#### BRIEF:
Report, as a bare number, how many lines hold "Part".

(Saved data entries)

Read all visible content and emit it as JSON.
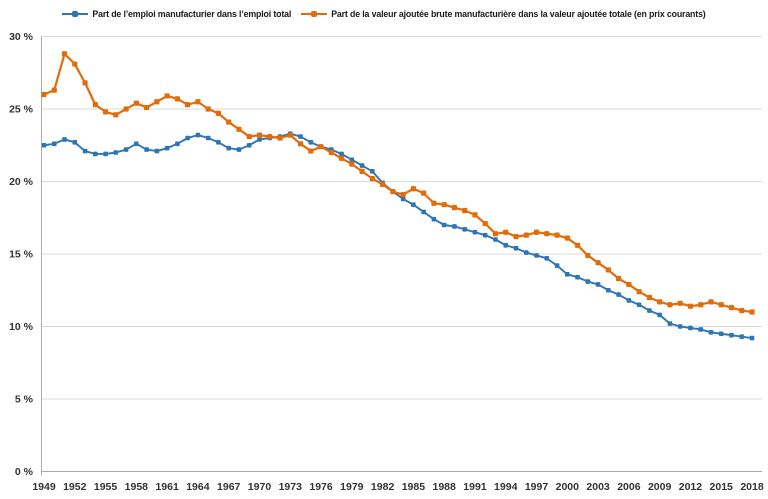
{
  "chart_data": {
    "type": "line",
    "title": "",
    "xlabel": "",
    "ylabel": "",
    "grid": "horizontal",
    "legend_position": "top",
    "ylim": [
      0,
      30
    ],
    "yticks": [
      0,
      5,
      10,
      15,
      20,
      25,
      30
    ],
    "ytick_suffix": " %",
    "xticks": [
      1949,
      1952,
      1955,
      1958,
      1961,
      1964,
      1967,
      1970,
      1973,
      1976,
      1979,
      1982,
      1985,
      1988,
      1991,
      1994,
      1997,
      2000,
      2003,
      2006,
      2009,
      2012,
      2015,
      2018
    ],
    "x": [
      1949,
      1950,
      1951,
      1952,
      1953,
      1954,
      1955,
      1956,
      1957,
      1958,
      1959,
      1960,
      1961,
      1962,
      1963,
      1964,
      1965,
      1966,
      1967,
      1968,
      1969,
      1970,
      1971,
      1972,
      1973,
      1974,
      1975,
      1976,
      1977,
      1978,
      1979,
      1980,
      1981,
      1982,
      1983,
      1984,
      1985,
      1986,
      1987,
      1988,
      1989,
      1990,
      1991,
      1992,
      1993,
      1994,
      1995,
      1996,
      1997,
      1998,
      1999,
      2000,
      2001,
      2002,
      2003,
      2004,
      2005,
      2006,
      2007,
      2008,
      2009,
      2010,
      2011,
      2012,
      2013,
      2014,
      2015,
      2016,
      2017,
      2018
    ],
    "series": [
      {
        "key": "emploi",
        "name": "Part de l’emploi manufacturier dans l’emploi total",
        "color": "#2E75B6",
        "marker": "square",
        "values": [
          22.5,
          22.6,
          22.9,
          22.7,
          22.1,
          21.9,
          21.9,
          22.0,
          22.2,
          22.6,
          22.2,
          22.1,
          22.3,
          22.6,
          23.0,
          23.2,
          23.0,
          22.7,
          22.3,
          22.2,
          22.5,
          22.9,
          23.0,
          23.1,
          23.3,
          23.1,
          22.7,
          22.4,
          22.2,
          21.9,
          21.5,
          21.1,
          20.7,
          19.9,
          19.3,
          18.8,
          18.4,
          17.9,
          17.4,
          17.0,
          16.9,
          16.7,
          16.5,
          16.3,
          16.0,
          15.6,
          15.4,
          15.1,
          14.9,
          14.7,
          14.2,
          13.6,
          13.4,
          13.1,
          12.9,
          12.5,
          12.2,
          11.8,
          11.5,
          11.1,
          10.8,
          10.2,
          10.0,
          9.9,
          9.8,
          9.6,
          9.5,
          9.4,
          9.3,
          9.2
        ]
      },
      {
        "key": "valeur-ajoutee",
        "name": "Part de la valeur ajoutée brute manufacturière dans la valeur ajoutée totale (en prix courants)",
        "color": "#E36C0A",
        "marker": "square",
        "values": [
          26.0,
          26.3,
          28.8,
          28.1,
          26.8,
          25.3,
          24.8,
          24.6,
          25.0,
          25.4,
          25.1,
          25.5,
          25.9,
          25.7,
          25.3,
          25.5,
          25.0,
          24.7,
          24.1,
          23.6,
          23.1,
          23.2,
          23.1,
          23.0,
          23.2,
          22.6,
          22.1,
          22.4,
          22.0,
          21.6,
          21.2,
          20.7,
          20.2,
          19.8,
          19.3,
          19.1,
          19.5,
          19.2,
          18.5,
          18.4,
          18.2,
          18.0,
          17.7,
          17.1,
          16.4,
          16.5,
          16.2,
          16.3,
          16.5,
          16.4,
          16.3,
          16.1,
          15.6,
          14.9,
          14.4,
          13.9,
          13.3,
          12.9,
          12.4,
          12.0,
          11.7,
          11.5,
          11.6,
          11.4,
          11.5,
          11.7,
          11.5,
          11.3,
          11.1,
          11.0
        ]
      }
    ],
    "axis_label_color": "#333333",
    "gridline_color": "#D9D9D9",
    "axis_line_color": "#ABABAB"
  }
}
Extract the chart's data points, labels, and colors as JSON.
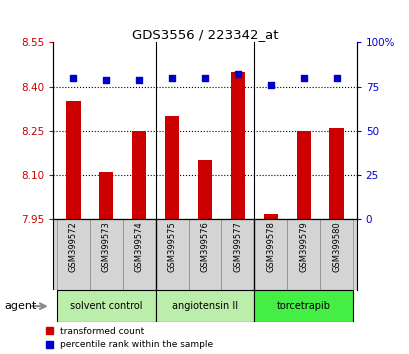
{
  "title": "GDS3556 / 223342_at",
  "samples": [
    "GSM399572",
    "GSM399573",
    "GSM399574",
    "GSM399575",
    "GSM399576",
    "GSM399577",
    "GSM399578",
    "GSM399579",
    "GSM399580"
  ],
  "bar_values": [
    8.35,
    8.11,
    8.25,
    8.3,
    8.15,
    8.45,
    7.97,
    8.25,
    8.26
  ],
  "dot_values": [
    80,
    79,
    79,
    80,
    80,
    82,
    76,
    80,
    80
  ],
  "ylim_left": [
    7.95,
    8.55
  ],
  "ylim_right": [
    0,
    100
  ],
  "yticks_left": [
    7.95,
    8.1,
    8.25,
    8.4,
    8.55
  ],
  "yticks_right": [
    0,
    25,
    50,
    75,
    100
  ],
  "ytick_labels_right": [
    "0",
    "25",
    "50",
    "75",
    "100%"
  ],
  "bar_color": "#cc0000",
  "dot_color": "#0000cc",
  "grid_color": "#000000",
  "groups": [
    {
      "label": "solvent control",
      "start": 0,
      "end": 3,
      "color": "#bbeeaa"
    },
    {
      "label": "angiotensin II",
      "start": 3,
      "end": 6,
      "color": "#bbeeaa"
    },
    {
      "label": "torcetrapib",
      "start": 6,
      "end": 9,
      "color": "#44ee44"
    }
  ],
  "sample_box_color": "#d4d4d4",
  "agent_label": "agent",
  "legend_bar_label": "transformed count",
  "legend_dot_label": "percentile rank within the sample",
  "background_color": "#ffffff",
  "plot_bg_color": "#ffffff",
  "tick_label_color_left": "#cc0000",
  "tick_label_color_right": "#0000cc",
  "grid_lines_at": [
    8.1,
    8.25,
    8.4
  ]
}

#### FULL SOLUTION:
2